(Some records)
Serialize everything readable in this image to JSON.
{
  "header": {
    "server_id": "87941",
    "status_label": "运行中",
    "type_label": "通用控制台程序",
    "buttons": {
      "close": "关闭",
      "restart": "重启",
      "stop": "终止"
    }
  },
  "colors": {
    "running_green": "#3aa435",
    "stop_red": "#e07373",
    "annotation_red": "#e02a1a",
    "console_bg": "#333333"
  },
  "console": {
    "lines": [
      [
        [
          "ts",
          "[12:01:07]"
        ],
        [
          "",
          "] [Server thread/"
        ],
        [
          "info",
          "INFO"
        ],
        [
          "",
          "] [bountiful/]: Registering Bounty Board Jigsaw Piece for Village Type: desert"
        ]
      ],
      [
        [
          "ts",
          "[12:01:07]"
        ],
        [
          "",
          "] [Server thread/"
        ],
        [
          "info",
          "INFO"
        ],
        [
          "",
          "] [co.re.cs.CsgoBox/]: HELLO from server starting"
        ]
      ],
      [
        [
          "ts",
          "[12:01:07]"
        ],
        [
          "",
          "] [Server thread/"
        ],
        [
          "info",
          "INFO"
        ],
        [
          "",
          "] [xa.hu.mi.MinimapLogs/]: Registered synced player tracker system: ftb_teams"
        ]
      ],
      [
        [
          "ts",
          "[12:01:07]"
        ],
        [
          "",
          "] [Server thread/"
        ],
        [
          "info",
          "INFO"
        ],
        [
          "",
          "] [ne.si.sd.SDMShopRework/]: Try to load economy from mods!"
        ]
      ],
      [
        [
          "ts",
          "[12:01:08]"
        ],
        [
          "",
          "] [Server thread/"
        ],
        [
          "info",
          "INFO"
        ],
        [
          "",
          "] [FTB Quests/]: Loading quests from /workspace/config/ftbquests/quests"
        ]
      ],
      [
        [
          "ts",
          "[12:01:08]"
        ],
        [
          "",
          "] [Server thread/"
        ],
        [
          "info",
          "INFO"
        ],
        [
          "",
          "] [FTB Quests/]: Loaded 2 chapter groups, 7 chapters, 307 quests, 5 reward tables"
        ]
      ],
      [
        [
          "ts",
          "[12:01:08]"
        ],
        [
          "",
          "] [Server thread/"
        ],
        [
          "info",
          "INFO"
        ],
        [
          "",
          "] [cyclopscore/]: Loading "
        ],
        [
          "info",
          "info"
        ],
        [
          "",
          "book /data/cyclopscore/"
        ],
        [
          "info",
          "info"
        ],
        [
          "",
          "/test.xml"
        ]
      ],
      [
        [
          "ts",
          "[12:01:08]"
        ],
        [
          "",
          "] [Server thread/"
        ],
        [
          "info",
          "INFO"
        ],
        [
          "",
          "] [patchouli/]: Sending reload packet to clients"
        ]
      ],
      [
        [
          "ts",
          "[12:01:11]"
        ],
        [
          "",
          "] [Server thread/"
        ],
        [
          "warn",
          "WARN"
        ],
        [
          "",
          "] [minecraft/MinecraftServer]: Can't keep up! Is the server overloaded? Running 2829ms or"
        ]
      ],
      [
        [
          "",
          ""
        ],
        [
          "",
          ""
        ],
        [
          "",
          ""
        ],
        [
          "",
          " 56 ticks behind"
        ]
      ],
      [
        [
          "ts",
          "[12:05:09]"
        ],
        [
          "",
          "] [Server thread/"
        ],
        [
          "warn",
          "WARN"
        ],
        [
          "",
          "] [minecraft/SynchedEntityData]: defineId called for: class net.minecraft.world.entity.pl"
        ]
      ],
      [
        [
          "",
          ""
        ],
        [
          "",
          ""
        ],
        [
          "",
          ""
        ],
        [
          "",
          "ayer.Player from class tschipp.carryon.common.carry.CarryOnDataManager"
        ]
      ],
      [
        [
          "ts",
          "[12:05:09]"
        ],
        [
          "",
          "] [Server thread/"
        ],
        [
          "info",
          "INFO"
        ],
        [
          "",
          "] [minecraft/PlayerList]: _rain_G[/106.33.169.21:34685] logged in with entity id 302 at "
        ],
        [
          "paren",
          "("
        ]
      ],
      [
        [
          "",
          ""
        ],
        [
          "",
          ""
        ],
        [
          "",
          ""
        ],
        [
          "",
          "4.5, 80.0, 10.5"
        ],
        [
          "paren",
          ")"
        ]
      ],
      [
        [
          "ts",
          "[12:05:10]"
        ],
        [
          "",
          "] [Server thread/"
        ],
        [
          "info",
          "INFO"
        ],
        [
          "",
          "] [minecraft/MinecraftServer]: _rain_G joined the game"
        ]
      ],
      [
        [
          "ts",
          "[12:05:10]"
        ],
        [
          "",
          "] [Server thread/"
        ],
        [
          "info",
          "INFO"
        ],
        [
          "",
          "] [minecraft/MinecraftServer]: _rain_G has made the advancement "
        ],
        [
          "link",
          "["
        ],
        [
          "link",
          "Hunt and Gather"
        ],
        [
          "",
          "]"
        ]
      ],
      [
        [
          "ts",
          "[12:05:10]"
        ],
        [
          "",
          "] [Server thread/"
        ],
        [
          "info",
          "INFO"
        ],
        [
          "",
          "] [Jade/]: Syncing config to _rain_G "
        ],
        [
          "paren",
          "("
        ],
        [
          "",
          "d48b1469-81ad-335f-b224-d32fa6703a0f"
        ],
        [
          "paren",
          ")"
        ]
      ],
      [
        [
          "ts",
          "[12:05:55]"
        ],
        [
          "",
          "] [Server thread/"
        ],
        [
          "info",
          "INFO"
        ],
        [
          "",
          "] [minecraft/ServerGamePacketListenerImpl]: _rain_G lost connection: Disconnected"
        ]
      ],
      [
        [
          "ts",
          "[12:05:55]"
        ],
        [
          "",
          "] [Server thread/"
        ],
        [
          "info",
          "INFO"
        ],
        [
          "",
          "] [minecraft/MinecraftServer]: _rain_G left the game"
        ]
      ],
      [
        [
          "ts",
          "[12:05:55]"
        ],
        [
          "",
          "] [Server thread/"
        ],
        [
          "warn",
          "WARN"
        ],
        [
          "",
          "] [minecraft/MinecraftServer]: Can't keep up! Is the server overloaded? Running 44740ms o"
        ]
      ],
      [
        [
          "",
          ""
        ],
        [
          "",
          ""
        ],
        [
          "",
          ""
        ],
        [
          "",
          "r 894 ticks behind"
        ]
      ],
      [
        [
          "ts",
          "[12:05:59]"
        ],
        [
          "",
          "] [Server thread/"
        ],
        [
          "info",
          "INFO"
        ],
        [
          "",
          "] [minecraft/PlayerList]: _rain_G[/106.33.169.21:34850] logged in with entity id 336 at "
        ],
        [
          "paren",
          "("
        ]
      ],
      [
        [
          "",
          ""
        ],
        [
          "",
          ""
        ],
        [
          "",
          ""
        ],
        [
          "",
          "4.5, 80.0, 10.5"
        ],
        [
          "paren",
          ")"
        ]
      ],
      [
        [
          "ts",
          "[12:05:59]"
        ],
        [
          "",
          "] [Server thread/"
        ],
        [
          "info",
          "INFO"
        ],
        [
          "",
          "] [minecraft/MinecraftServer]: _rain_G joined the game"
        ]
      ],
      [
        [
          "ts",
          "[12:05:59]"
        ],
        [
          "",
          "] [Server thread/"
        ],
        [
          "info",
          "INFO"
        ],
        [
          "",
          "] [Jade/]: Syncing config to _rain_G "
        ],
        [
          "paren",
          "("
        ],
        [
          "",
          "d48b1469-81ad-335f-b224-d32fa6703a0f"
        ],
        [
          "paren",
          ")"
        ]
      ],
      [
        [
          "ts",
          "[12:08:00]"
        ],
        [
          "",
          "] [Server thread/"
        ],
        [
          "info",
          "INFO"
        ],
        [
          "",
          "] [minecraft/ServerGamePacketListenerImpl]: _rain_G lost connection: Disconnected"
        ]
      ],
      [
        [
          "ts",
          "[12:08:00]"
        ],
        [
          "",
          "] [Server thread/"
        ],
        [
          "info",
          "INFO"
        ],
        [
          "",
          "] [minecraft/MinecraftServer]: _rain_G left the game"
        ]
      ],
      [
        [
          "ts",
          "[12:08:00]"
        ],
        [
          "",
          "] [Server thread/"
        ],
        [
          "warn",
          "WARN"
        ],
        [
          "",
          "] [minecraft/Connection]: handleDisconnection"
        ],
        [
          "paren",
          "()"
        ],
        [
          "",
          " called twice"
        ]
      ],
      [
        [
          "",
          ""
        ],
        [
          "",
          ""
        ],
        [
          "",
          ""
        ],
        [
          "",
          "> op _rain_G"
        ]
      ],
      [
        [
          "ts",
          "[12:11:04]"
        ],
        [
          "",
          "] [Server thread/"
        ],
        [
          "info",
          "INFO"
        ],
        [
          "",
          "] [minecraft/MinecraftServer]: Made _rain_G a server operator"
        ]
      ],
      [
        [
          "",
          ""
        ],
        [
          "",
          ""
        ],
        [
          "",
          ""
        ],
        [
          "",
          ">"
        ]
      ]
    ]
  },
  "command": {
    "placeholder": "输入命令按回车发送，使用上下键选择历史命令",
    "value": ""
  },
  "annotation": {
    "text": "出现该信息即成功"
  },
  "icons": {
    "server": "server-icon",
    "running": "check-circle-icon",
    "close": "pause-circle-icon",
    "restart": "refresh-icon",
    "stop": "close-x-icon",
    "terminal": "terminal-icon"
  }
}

Stated problem:
Locate and copy each line in the data above that includes the word "class".

Solution below:
          "] [minecraft/SynchedEntityData]: defineId called for: class net.minecraft.world.entity.pl"
          "ayer.Player from class tschipp.carryon.common.carry.CarryOnDataManager"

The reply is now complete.